Source records
※

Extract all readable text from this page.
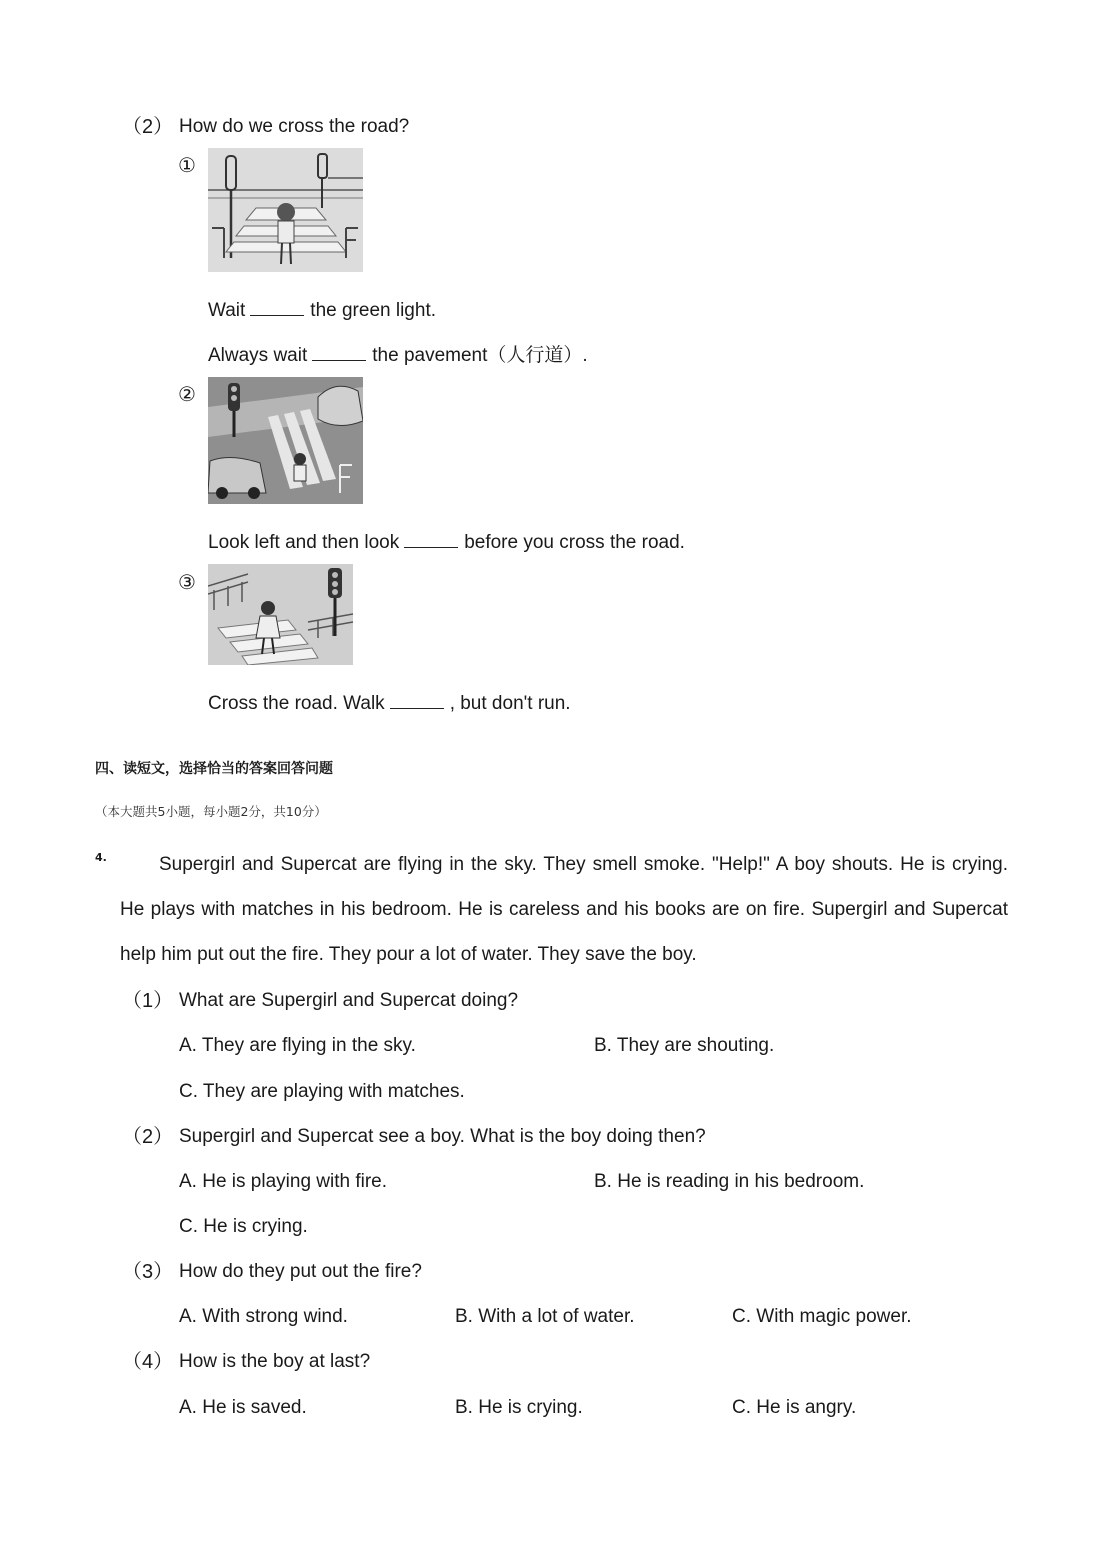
（2） How do we cross the road?
①
Wait	the green light.
Always wait	the pavement（人行道）.
②
Look left and then look	before you cross the road.
③
Cross the road. Walk	, but don't run.
四、读短文，选择恰当的答案回答问题
（本大题共5小题，每小题2分，共10分）
4.	Supergirl and Supercat are flying in the sky. They smell smoke. "Help!" A boy shouts. He is crying. He plays with matches in his bedroom. He is careless and his books are on fire. Supergirl and Supercat help him put out the fire. They pour a lot of water. They save the boy.
（1） What are Supergirl and Supercat doing?
A. They are flying in the sky.	B. They are shouting.
C. They are playing with matches.
（2） Supergirl and Supercat see a boy. What is the boy doing then?
A. He is playing with fire.	B. He is reading in his bedroom.
C. He is crying.
（3） How do they put out the fire?
A. With strong wind.	B. With a lot of water.	C. With magic power.
（4） How is the boy at last?
A. He is saved.	B. He is crying.	C. He is angry.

※

■ To be done ■
Go through the records and show every line with the string "playing" in it.

■ Output for this exercise ■
C. They are playing with matches.
A. He is playing with fire.	B. He is reading in his bedroom.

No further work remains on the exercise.